Problem:
The answer must be a bare number: the count of lines below that contain "measures".

[Figure content listings]
=== Begin Enclosure ===

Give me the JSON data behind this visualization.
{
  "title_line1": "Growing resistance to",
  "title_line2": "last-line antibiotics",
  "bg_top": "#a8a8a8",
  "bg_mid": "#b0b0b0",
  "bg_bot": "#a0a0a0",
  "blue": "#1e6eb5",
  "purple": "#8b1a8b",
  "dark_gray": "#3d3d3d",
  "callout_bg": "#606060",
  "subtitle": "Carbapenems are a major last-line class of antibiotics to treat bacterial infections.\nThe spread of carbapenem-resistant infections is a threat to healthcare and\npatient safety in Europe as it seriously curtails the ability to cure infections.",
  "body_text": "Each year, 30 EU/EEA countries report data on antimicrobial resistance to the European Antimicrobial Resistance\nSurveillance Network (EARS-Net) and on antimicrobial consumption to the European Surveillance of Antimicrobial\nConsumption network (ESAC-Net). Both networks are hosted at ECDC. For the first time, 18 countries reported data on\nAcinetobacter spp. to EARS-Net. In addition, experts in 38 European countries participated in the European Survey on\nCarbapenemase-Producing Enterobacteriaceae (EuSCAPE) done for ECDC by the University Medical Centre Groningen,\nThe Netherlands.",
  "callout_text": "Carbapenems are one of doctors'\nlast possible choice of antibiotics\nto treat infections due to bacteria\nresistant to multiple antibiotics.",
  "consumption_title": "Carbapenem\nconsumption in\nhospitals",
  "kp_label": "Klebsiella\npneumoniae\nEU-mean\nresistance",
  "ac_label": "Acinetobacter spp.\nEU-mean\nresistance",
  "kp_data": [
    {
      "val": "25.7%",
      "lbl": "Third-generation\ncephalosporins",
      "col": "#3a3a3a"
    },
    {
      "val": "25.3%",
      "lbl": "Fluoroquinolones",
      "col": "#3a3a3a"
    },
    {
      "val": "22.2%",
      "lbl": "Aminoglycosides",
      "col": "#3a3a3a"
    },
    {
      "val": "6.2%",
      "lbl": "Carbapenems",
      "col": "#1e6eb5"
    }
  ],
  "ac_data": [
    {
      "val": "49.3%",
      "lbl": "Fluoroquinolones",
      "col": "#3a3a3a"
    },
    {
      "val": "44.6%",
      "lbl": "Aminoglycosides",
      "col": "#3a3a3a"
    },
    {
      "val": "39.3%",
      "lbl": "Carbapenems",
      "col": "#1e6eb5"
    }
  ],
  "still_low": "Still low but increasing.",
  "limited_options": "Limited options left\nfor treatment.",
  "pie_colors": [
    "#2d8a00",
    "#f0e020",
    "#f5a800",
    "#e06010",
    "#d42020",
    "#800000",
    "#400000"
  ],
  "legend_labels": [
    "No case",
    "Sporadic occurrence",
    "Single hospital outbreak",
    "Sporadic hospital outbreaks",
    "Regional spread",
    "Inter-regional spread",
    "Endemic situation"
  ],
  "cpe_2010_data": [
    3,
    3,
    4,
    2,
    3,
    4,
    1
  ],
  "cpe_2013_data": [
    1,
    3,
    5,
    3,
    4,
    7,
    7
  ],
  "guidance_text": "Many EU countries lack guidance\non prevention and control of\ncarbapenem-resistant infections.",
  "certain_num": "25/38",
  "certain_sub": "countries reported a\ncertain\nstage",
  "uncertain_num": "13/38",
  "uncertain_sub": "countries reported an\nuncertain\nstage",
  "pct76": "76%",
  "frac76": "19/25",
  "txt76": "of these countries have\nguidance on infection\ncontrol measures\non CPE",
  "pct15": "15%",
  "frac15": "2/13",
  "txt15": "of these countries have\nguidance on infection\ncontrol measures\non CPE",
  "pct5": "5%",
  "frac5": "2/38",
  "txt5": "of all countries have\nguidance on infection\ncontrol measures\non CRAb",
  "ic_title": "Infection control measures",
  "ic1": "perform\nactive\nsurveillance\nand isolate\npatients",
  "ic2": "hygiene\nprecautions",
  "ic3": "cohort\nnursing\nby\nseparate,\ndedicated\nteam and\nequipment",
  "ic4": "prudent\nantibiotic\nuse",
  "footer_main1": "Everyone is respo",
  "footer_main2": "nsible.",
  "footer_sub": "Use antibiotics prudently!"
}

=== End Enclosure ===

Task result:
4